*WHAT TO PRODUCE*
Copy the listing below verbatim, starting at its very first line and ending with the line that contains "- genre-node[interactable]: [165, 182, 176, 193]", both of those lines included.
Start MATERIAL SUPPLIED
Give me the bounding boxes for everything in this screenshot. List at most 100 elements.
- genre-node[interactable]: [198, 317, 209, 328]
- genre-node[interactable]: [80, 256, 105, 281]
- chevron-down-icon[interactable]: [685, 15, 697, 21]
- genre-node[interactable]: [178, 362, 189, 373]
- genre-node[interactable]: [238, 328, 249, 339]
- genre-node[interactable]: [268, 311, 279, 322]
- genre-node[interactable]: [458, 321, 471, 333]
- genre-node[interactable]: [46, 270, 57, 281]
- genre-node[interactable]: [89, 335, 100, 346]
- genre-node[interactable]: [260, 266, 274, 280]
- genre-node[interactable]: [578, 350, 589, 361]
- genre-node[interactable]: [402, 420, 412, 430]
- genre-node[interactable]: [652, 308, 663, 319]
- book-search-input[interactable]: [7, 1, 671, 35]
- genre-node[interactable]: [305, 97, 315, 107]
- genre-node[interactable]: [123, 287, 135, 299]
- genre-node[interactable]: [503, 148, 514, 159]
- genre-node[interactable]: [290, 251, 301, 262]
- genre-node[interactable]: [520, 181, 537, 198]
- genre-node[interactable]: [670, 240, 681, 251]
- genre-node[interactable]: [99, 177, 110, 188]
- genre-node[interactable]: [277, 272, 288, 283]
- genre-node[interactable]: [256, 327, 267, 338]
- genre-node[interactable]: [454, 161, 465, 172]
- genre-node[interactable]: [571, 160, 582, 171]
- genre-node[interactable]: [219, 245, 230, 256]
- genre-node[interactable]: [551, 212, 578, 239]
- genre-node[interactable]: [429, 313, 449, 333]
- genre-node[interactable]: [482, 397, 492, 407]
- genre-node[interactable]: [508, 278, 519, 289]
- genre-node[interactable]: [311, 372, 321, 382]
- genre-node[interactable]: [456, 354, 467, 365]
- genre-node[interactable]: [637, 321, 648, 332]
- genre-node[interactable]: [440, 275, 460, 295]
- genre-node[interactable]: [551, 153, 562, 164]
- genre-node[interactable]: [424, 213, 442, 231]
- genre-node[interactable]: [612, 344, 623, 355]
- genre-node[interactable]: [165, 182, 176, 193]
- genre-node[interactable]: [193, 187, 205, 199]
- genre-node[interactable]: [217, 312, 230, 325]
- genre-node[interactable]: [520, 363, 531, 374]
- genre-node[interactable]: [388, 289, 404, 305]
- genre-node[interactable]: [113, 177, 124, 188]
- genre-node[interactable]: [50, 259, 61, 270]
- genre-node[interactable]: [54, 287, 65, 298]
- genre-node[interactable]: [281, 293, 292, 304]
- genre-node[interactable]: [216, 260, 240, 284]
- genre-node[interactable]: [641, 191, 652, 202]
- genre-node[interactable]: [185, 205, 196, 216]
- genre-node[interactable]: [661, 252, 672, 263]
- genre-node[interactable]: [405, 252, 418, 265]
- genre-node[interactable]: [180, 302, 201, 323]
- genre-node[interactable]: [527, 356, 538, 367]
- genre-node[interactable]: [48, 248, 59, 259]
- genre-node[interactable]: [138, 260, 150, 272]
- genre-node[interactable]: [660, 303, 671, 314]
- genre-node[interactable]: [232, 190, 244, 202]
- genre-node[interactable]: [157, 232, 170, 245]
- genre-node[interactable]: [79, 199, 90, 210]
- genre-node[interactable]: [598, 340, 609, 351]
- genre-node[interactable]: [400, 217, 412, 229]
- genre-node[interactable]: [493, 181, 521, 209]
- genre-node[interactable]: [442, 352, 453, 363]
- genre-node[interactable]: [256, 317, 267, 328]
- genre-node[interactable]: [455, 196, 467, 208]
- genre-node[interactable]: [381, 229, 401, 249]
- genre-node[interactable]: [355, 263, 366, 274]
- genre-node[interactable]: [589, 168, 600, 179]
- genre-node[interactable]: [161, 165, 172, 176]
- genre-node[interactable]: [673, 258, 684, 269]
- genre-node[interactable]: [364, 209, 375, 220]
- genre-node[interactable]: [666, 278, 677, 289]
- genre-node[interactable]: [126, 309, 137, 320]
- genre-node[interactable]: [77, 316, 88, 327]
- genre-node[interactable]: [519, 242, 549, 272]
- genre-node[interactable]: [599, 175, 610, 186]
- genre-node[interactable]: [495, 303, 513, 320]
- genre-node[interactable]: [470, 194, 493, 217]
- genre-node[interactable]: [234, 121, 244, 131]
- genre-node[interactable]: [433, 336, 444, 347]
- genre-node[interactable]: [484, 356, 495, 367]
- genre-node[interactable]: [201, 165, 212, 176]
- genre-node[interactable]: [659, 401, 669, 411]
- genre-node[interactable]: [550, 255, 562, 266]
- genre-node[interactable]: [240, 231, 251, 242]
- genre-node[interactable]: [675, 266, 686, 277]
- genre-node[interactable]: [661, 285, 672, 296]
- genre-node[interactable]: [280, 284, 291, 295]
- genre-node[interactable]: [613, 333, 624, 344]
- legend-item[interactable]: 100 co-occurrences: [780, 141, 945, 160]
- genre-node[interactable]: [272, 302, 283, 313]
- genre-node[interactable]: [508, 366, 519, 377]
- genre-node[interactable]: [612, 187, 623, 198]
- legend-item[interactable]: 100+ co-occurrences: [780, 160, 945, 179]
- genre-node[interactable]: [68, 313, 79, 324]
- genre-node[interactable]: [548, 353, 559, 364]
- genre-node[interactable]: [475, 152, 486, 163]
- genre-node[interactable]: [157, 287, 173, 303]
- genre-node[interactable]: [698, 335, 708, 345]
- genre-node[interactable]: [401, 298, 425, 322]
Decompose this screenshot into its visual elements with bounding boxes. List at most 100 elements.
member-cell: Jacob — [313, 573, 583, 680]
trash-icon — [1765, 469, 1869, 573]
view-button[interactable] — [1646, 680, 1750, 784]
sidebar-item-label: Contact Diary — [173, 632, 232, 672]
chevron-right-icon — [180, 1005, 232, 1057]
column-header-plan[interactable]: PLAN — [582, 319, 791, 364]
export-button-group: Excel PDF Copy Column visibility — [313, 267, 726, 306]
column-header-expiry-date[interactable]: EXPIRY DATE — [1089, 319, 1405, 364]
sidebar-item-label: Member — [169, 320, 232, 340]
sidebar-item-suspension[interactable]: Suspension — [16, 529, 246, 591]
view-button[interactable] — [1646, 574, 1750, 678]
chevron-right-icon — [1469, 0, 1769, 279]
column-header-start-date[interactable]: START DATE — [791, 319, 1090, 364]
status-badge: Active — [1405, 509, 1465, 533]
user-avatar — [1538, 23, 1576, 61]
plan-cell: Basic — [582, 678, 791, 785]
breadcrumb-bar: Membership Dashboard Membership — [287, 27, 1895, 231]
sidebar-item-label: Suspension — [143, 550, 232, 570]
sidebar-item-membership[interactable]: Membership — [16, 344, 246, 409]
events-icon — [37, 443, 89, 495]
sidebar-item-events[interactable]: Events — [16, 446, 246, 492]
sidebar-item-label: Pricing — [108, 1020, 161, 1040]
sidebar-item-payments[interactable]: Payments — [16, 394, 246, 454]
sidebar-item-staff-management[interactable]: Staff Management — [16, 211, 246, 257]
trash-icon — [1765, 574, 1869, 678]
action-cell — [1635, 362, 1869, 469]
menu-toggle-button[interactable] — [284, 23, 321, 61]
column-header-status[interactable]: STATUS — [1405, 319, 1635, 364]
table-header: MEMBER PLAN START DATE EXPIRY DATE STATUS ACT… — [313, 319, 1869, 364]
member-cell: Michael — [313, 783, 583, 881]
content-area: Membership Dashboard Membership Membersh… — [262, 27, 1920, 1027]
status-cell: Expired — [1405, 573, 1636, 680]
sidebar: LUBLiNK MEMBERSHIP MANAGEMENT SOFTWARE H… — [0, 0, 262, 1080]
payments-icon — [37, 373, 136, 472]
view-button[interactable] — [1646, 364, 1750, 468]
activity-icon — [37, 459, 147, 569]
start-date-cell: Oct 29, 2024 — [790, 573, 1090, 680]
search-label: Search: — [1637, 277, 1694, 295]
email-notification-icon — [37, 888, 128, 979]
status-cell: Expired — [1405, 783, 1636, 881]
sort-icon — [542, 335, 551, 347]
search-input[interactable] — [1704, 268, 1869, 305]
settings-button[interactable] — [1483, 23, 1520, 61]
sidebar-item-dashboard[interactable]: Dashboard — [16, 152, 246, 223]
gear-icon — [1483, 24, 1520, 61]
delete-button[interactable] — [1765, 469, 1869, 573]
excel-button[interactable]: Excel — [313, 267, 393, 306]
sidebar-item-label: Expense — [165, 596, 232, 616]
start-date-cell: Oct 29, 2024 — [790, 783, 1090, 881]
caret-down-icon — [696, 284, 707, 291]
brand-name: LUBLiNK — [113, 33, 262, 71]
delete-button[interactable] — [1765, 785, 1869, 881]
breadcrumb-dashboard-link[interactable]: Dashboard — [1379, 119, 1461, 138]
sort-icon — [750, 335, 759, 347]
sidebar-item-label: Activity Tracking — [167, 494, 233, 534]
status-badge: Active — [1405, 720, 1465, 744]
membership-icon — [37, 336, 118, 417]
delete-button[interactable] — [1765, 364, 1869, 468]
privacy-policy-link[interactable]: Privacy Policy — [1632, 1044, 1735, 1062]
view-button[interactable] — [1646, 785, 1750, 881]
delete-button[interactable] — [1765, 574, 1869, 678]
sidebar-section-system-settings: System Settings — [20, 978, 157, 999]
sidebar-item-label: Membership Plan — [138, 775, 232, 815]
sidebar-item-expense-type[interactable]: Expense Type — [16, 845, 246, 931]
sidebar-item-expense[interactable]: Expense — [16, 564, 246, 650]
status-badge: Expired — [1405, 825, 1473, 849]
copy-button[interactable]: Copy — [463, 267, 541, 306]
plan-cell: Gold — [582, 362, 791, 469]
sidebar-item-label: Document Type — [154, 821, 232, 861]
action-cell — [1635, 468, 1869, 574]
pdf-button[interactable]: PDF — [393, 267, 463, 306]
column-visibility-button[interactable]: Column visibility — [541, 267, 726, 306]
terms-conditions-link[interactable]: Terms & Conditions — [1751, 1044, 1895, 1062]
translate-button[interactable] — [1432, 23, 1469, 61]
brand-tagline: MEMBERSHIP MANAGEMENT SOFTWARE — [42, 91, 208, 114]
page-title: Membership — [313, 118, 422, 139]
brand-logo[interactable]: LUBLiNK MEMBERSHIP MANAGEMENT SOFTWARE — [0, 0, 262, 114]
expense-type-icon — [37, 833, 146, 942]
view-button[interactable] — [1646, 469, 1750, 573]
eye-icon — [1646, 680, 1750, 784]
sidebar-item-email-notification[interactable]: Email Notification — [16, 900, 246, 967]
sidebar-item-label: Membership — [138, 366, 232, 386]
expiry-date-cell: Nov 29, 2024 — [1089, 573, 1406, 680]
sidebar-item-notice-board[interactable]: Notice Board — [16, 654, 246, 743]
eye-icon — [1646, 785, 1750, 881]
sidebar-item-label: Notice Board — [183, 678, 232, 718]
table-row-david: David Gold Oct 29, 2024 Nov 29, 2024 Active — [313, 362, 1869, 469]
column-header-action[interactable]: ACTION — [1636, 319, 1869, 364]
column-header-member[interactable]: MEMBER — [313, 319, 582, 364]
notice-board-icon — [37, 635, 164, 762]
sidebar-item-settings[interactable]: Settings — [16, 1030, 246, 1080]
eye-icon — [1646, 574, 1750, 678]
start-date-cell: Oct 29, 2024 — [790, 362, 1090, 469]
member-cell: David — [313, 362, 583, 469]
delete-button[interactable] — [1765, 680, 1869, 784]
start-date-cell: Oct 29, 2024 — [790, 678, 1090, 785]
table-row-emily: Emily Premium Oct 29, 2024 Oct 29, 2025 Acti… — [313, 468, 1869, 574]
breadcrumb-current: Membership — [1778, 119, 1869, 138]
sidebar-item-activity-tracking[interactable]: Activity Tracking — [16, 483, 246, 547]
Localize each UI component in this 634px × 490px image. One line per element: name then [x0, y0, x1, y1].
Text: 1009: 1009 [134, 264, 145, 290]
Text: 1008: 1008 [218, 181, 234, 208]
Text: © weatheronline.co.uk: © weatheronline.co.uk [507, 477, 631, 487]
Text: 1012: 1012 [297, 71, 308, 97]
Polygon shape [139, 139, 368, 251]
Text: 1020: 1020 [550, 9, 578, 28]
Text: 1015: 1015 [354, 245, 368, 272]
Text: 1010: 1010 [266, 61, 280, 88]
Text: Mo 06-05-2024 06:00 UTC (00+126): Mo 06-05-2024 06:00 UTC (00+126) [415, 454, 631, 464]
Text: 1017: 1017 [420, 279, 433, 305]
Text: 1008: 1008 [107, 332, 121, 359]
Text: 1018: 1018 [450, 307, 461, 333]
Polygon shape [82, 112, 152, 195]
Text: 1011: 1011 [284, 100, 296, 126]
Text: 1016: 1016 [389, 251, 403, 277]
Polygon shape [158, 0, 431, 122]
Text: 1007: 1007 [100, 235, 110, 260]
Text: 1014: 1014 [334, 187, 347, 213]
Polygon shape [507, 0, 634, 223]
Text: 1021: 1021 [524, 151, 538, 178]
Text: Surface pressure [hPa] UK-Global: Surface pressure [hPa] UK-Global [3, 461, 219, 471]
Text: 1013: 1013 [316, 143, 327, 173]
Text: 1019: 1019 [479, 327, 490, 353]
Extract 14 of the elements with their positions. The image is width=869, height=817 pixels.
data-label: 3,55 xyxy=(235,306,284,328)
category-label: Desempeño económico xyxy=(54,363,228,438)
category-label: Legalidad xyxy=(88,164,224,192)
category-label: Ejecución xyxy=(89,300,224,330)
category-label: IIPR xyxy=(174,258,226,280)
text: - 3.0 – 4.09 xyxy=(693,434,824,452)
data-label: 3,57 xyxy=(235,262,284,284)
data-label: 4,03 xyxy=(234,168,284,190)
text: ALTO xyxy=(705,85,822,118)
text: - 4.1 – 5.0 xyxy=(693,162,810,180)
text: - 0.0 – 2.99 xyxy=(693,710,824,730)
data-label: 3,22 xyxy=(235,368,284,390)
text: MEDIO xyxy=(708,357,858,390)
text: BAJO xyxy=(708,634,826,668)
End MATERIAL SUPPLIED
*WRITTEN SOLUTION*
Give me the bounding boxes for everything in this screenshot. List at most 100 elements.
- genre-node[interactable]: [198, 317, 209, 328]
- genre-node[interactable]: [80, 256, 105, 281]
- chevron-down-icon[interactable]: [685, 15, 697, 21]
- genre-node[interactable]: [178, 362, 189, 373]
- genre-node[interactable]: [238, 328, 249, 339]
- genre-node[interactable]: [268, 311, 279, 322]
- genre-node[interactable]: [458, 321, 471, 333]
- genre-node[interactable]: [46, 270, 57, 281]
- genre-node[interactable]: [89, 335, 100, 346]
- genre-node[interactable]: [260, 266, 274, 280]
- genre-node[interactable]: [578, 350, 589, 361]
- genre-node[interactable]: [402, 420, 412, 430]
- genre-node[interactable]: [652, 308, 663, 319]
- book-search-input[interactable]: [7, 1, 671, 35]
- genre-node[interactable]: [305, 97, 315, 107]
- genre-node[interactable]: [123, 287, 135, 299]
- genre-node[interactable]: [503, 148, 514, 159]
- genre-node[interactable]: [290, 251, 301, 262]
- genre-node[interactable]: [520, 181, 537, 198]
- genre-node[interactable]: [670, 240, 681, 251]
- genre-node[interactable]: [99, 177, 110, 188]
- genre-node[interactable]: [277, 272, 288, 283]
- genre-node[interactable]: [256, 327, 267, 338]
- genre-node[interactable]: [454, 161, 465, 172]
- genre-node[interactable]: [571, 160, 582, 171]
- genre-node[interactable]: [219, 245, 230, 256]
- genre-node[interactable]: [551, 212, 578, 239]
- genre-node[interactable]: [429, 313, 449, 333]
- genre-node[interactable]: [482, 397, 492, 407]
- genre-node[interactable]: [508, 278, 519, 289]
- genre-node[interactable]: [311, 372, 321, 382]
- genre-node[interactable]: [456, 354, 467, 365]
- genre-node[interactable]: [637, 321, 648, 332]
- genre-node[interactable]: [440, 275, 460, 295]
- genre-node[interactable]: [551, 153, 562, 164]
- genre-node[interactable]: [424, 213, 442, 231]
- genre-node[interactable]: [612, 344, 623, 355]
- genre-node[interactable]: [165, 182, 176, 193]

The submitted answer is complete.